EXERCISE DESCRIPTION
Retype all the entries word for word, but omit the pictures.

EXTRACTED ENTRIES
______________________________
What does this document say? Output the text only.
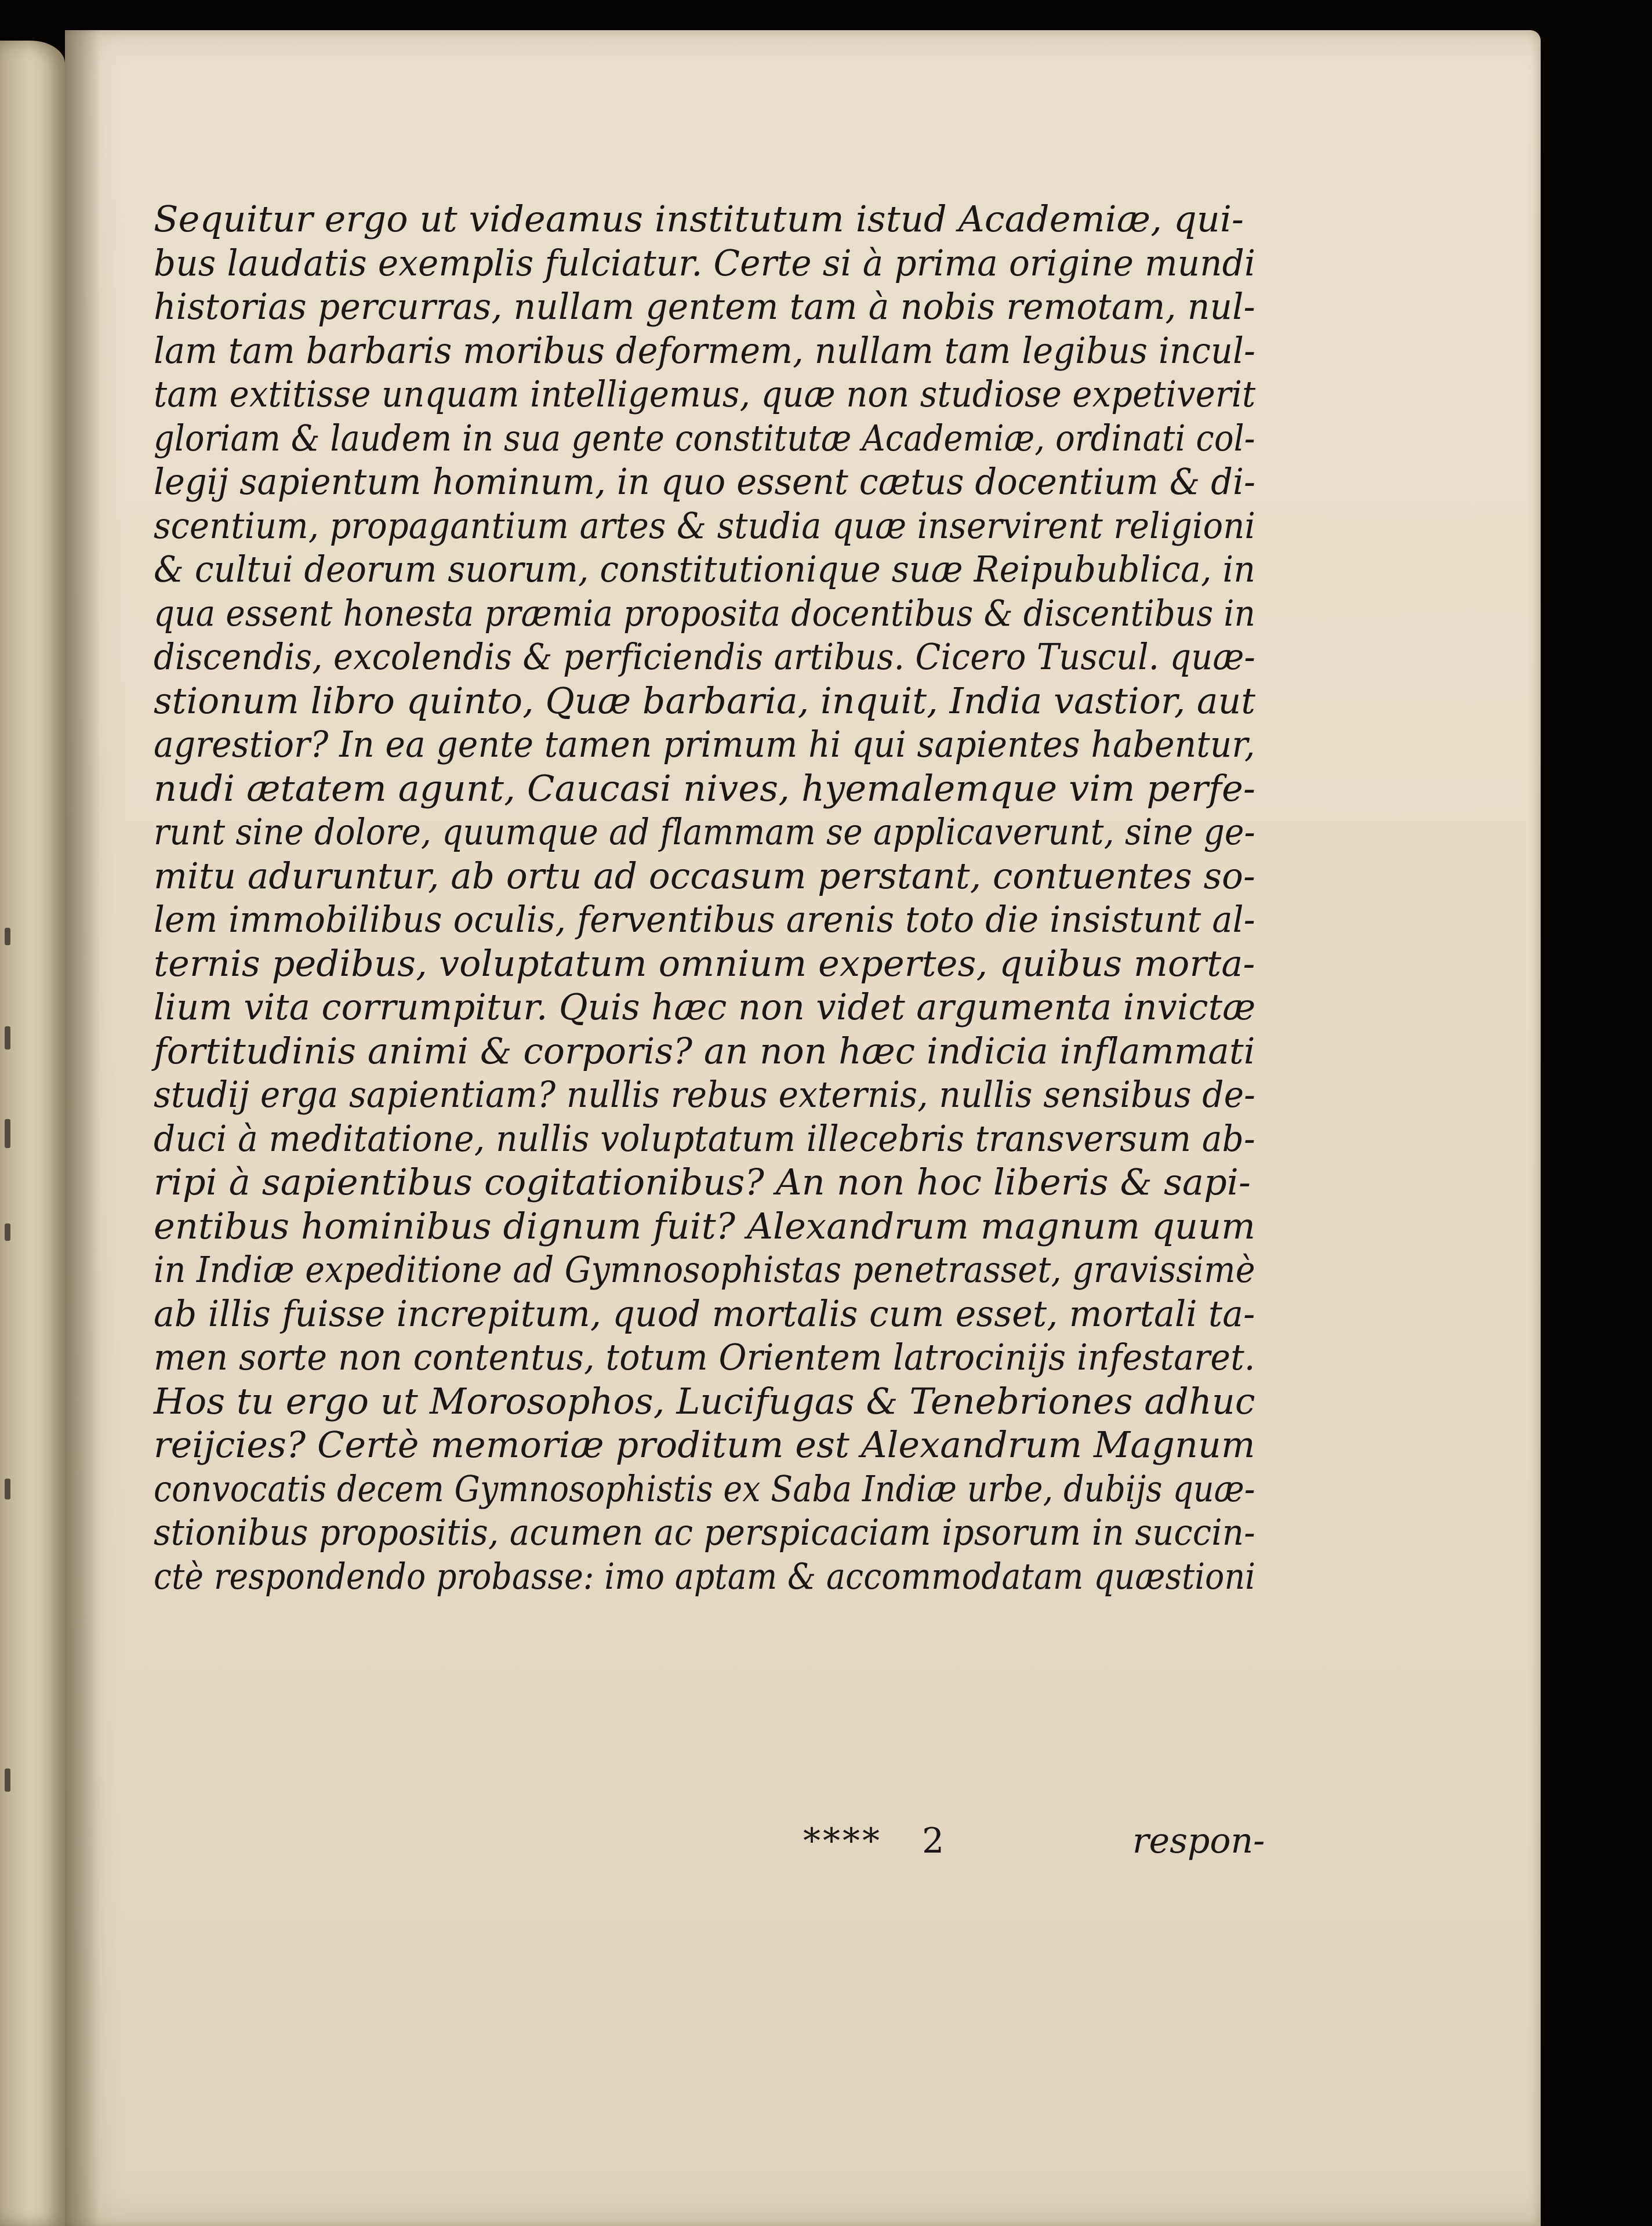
Sequitur ergo ut videamus institutum istud Academiæ, qui-
bus laudatis exemplis fulciatur. Certe si à prima origine mundi
historias percurras, nullam gentem tam à nobis remotam, nul-
lam tam barbaris moribus deformem, nullam tam legibus incul-
tam extitisse unquam intelligemus, quæ non studiose expetiverit
gloriam & laudem in sua gente constitutæ Academiæ, ordinati col-
legij sapientum hominum, in quo essent cætus docentium & di-
scentium, propagantium artes & studia quæ inservirent religioni
& cultui deorum suorum, constitutionique suæ Reipububliсa, in
qua essent honesta præmia proposita docentibus & discentibus in
discendis, excolendis & perficiendis artibus. Cicero Tuscul. quæ-
stionum libro quinto, Quæ barbaria, inquit, India vastior, aut
agrestior? In ea gente tamen primum hi qui sapientes habentur,
nudi ætatem agunt, Caucasi nives, hyemalemque vim perfe-
runt sine dolore, quumque ad flammam se applicaverunt, sine ge-
mitu aduruntur, ab ortu ad occasum perstant, contuentes so-
lem immobilibus oculis, ferventibus arenis toto die insistunt al-
ternis pedibus, voluptatum omnium expertes, quibus morta-
lium vita corrumpitur. Quis hæc non videt argumenta invictæ
fortitudinis animi & corporis? an non hæc indicia inflammati
studij erga sapientiam? nullis rebus externis, nullis sensibus de-
duci à meditatione, nullis voluptatum illecebris transversum ab-
ripi à sapientibus cogitationibus? An non hoc liberis & sapi-
entibus hominibus dignum fuit? Alexandrum magnum quum
in Indiæ expeditione ad Gymnosophistas penetrasset, gravissimè
ab illis fuisse increpitum, quod mortalis cum esset, mortali ta-
men sorte non contentus, totum Orientem latrocinijs infestaret.
Hos tu ergo ut Morosophos, Lucifugas & Tenebriones adhuc
reijcies? Certè memoriæ proditum est Alexandrum Magnum
convocatis decem Gymnosophistis ex Saba Indiæ urbe, dubijs quæ-
stionibus propositis, acumen ac perspicaciam ipsorum in succin-
ctè respondendo probasse: imo aptam & accommodatam quæstioni
**** 2	respon-
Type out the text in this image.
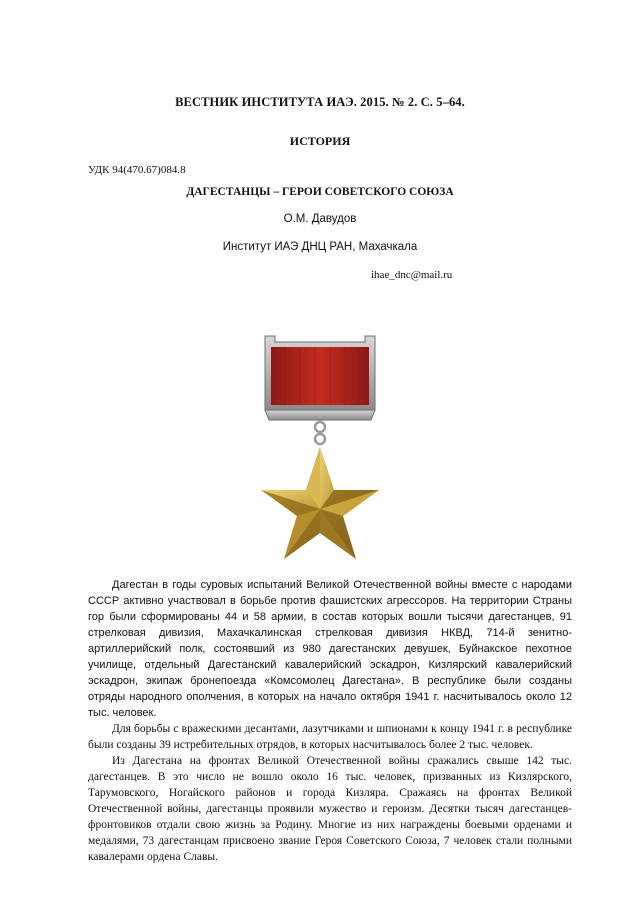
ВЕСТНИК ИНСТИТУТА ИАЭ. 2015. № 2. С. 5–64.
ИСТОРИЯ
УДК 94(470.67)084.8
ДАГЕСТАНЦЫ – ГЕРОИ СОВЕТСКОГО СОЮЗА
О.М. Давудов
Институт ИАЭ ДНЦ РАН, Махачкала
ihae_dnc@mail.ru

Дагестан в годы суровых испытаний Великой Отечественной войны вместе с народами СССР активно участвовал в борьбе против фашистских агрессоров. На территории Страны гор были сформированы 44 и 58 армии, в состав которых вошли тысячи дагестанцев, 91 стрелковая дивизия, Махачкалинская стрелковая дивизия НКВД, 714-й зенитно-артиллерийский полк, состоявший из 980 дагестанских девушек, Буйнакское пехотное училище, отдельный Дагестанский кавалерийский эскадрон, Кизлярский кавалерийский эскадрон, экипаж бронепоезда «Комсомолец Дагестана». В республике были созданы отряды народного ополчения, в которых на начало октября 1941 г. насчитывалось около 12 тыс. человек.

Для борьбы с вражескими десантами, лазутчиками и шпионами к концу 1941 г. в республике были созданы 39 истребительных отрядов, в которых насчитывалось более 2 тыс. человек.

Из Дагестана на фронтах Великой Отечественной войны сражались свыше 142 тыс. дагестанцев. В это число не вошло около 16 тыс. человек, призванных из Кизлярского, Тарумовского, Ногайского районов и города Кизляра. Сражаясь на фронтах Великой Отечественной войны, дагестанцы проявили мужество и героизм. Десятки тысяч дагестанцев-фронтовиков отдали свою жизнь за Родину. Многие из них награждены боевыми орденами и медалями, 73 дагестанцам присвоено звание Героя Советского Союза, 7 человек стали полными кавалерами ордена Славы.
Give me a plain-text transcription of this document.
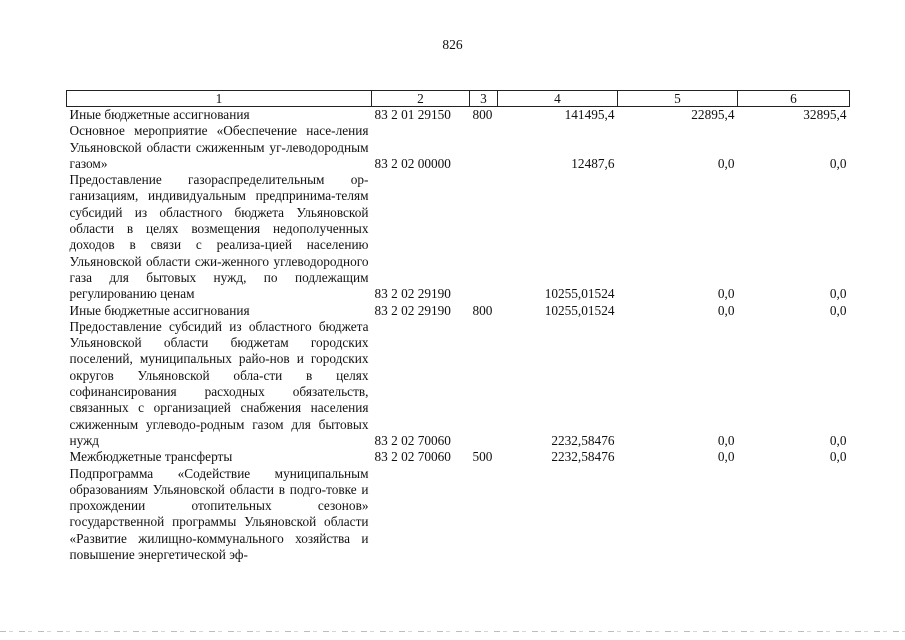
826
1	2	3	4	5	6
Иные бюджетные ассигнования	83 2 01 29150	800	141495,4	22895,4	32895,4
Основное мероприятие «Обеспечение насе-ления Ульяновской области сжиженным уг-леводородным газом»	83 2 02 00000		12487,6	0,0	0,0
Предоставление газораспределительным ор-ганизациям, индивидуальным предпринима-телям субсидий из областного бюджета Ульяновской области в целях возмещения недополученных доходов в связи с реализа-цией населению Ульяновской области сжи-женного углеводородного газа для бытовых нужд, по подлежащим регулированию ценам	83 2 02 29190		10255,01524	0,0	0,0
Иные бюджетные ассигнования	83 2 02 29190	800	10255,01524	0,0	0,0
Предоставление субсидий из областного бюджета Ульяновской области бюджетам городских поселений, муниципальных райо-нов и городских округов Ульяновской обла-сти в целях софинансирования расходных обязательств, связанных с организацией снабжения населения сжиженным углеводо-родным газом для бытовых нужд	83 2 02 70060		2232,58476	0,0	0,0
Межбюджетные трансферты	83 2 02 70060	500	2232,58476	0,0	0,0
Подпрограмма «Содействие муниципальным образованиям Ульяновской области в подго-товке и прохождении отопительных сезонов» государственной программы Ульяновской области «Развитие жилищно-коммунального хозяйства и повышение энергетической эф-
______________________________
EXERCISE RESPONSE
What does this document say? Output the text only.
Sequitur ergo ut videamus institutum istud Academiæ, qui-
bus laudatis exemplis fulciatur. Certe si à prima origine mundi
historias percurras, nullam gentem tam à nobis remotam, nul-
lam tam barbaris moribus deformem, nullam tam legibus incul-
tam extitisse unquam intelligemus, quæ non studiose expetiverit
gloriam & laudem in sua gente constitutæ Academiæ, ordinati col-
legij sapientum hominum, in quo essent cætus docentium & di-
scentium, propagantium artes & studia quæ inservirent religioni
& cultui deorum suorum, constitutionique suæ Reipububliсa, in
qua essent honesta præmia proposita docentibus & discentibus in
discendis, excolendis & perficiendis artibus. Cicero Tuscul. quæ-
stionum libro quinto, Quæ barbaria, inquit, India vastior, aut
agrestior? In ea gente tamen primum hi qui sapientes habentur,
nudi ætatem agunt, Caucasi nives, hyemalemque vim perfe-
runt sine dolore, quumque ad flammam se applicaverunt, sine ge-
mitu aduruntur, ab ortu ad occasum perstant, contuentes so-
lem immobilibus oculis, ferventibus arenis toto die insistunt al-
ternis pedibus, voluptatum omnium expertes, quibus morta-
lium vita corrumpitur. Quis hæc non videt argumenta invictæ
fortitudinis animi & corporis? an non hæc indicia inflammati
studij erga sapientiam? nullis rebus externis, nullis sensibus de-
duci à meditatione, nullis voluptatum illecebris transversum ab-
ripi à sapientibus cogitationibus? An non hoc liberis & sapi-
entibus hominibus dignum fuit? Alexandrum magnum quum
in Indiæ expeditione ad Gymnosophistas penetrasset, gravissimè
ab illis fuisse increpitum, quod mortalis cum esset, mortali ta-
men sorte non contentus, totum Orientem latrocinijs infestaret.
Hos tu ergo ut Morosophos, Lucifugas & Tenebriones adhuc
reijcies? Certè memoriæ proditum est Alexandrum Magnum
convocatis decem Gymnosophistis ex Saba Indiæ urbe, dubijs quæ-
stionibus propositis, acumen ac perspicaciam ipsorum in succin-
ctè respondendo probasse: imo aptam & accommodatam quæstioni
**** 2	respon-
Type out the text in this image.
ВЕСТНИК ИНСТИТУТА ИАЭ. 2015. № 2. С. 5–64.
ИСТОРИЯ
УДК 94(470.67)084.8
ДАГЕСТАНЦЫ – ГЕРОИ СОВЕТСКОГО СОЮЗА
О.М. Давудов
Институт ИАЭ ДНЦ РАН, Махачкала
ihae_dnc@mail.ru

Дагестан в годы суровых испытаний Великой Отечественной войны вместе с народами СССР активно участвовал в борьбе против фашистских агрессоров. На территории Страны гор были сформированы 44 и 58 армии, в состав которых вошли тысячи дагестанцев, 91 стрелковая дивизия, Махачкалинская стрелковая дивизия НКВД, 714-й зенитно-артиллерийский полк, состоявший из 980 дагестанских девушек, Буйнакское пехотное училище, отдельный Дагестанский кавалерийский эскадрон, Кизлярский кавалерийский эскадрон, экипаж бронепоезда «Комсомолец Дагестана». В республике были созданы отряды народного ополчения, в которых на начало октября 1941 г. насчитывалось около 12 тыс. человек.

Для борьбы с вражескими десантами, лазутчиками и шпионами к концу 1941 г. в республике были созданы 39 истребительных отрядов, в которых насчитывалось более 2 тыс. человек.

Из Дагестана на фронтах Великой Отечественной войны сражались свыше 142 тыс. дагестанцев. В это число не вошло около 16 тыс. человек, призванных из Кизлярского, Тарумовского, Ногайского районов и города Кизляра. Сражаясь на фронтах Великой Отечественной войны, дагестанцы проявили мужество и героизм. Десятки тысяч дагестанцев-фронтовиков отдали свою жизнь за Родину. Многие из них награждены боевыми орденами и медалями, 73 дагестанцам присвоено звание Героя Советского Союза, 7 человек стали полными кавалерами ордена Славы.
Give me a plain-text transcription of this document.
826
1	2	3	4	5	6
Иные бюджетные ассигнования	83 2 01 29150	800	141495,4	22895,4	32895,4
Основное мероприятие «Обеспечение насе-ления Ульяновской области сжиженным уг-леводородным газом»	83 2 02 00000		12487,6	0,0	0,0
Предоставление газораспределительным ор-ганизациям, индивидуальным предпринима-телям субсидий из областного бюджета Ульяновской области в целях возмещения недополученных доходов в связи с реализа-цией населению Ульяновской области сжи-женного углеводородного газа для бытовых нужд, по подлежащим регулированию ценам	83 2 02 29190		10255,01524	0,0	0,0
Иные бюджетные ассигнования	83 2 02 29190	800	10255,01524	0,0	0,0
Предоставление субсидий из областного бюджета Ульяновской области бюджетам городских поселений, муниципальных райо-нов и городских округов Ульяновской обла-сти в целях софинансирования расходных обязательств, связанных с организацией снабжения населения сжиженным углеводо-родным газом для бытовых нужд	83 2 02 70060		2232,58476	0,0	0,0
Межбюджетные трансферты	83 2 02 70060	500	2232,58476	0,0	0,0
Подпрограмма «Содействие муниципальным образованиям Ульяновской области в подго-товке и прохождении отопительных сезонов» государственной программы Ульяновской области «Развитие жилищно-коммунального хозяйства и повышение энергетической эф-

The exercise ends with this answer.